Every record should be written out exactly, with the pictures left out.

* Begin GIVEN ENTRIES *

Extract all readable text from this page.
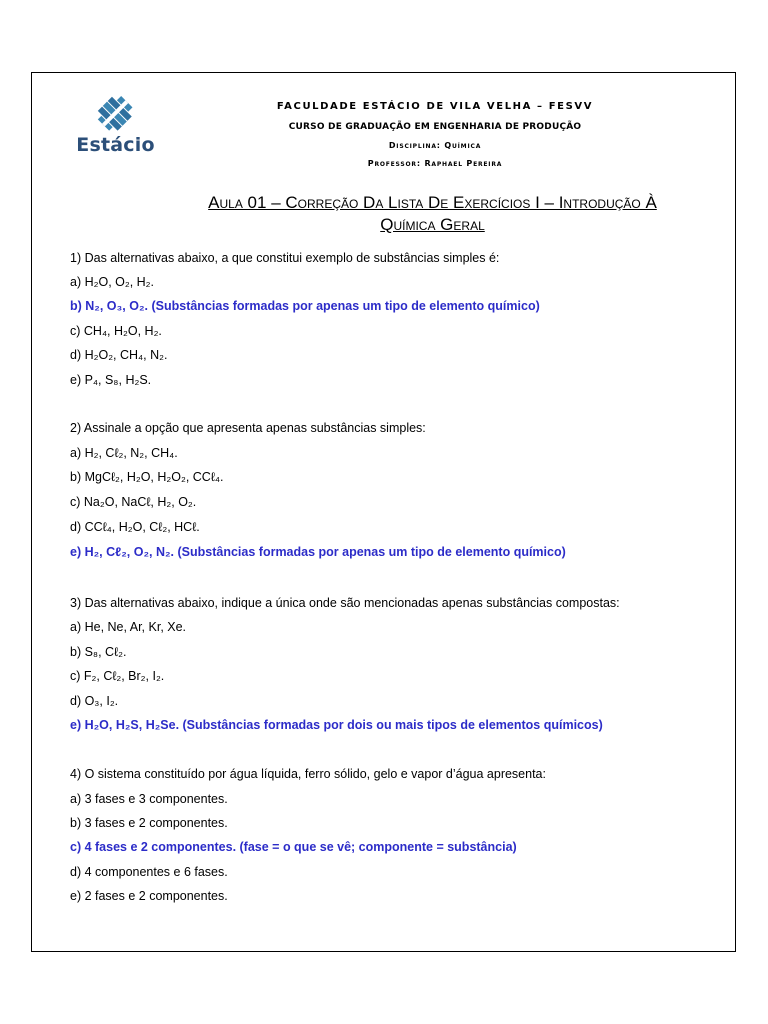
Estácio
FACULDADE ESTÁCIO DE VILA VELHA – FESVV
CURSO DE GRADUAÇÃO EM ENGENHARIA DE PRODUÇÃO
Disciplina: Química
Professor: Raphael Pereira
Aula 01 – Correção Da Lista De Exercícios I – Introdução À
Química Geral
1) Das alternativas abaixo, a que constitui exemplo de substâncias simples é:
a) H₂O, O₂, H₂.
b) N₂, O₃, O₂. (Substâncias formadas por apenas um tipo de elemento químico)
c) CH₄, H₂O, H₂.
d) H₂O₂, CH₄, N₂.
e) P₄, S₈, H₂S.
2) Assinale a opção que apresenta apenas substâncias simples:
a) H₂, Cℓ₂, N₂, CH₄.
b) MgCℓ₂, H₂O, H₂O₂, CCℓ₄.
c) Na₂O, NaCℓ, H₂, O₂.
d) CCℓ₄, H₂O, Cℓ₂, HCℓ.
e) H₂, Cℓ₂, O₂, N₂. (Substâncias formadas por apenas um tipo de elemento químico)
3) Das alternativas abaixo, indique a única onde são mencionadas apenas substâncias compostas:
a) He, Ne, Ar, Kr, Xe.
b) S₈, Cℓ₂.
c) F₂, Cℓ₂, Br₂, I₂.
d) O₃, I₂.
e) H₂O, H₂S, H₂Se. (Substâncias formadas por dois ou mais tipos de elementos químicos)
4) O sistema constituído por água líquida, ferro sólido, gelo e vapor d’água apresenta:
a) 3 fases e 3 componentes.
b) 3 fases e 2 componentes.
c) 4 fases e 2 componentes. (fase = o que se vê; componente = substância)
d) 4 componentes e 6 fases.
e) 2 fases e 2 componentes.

* End GIVEN ENTRIES *

OUTPUT OF THE EXERCISE =
Extract all readable text from this page.
Estácio
FACULDADE ESTÁCIO DE VILA VELHA – FESVV
CURSO DE GRADUAÇÃO EM ENGENHARIA DE PRODUÇÃO
Disciplina: Química
Professor: Raphael Pereira
Aula 01 – Correção Da Lista De Exercícios I – Introdução À
Química Geral
1) Das alternativas abaixo, a que constitui exemplo de substâncias simples é:
a) H₂O, O₂, H₂.
b) N₂, O₃, O₂. (Substâncias formadas por apenas um tipo de elemento químico)
c) CH₄, H₂O, H₂.
d) H₂O₂, CH₄, N₂.
e) P₄, S₈, H₂S.
2) Assinale a opção que apresenta apenas substâncias simples:
a) H₂, Cℓ₂, N₂, CH₄.
b) MgCℓ₂, H₂O, H₂O₂, CCℓ₄.
c) Na₂O, NaCℓ, H₂, O₂.
d) CCℓ₄, H₂O, Cℓ₂, HCℓ.
e) H₂, Cℓ₂, O₂, N₂. (Substâncias formadas por apenas um tipo de elemento químico)
3) Das alternativas abaixo, indique a única onde são mencionadas apenas substâncias compostas:
a) He, Ne, Ar, Kr, Xe.
b) S₈, Cℓ₂.
c) F₂, Cℓ₂, Br₂, I₂.
d) O₃, I₂.
e) H₂O, H₂S, H₂Se. (Substâncias formadas por dois ou mais tipos de elementos químicos)
4) O sistema constituído por água líquida, ferro sólido, gelo e vapor d’água apresenta:
a) 3 fases e 3 componentes.
b) 3 fases e 2 componentes.
c) 4 fases e 2 componentes. (fase = o que se vê; componente = substância)
d) 4 componentes e 6 fases.
e) 2 fases e 2 componentes.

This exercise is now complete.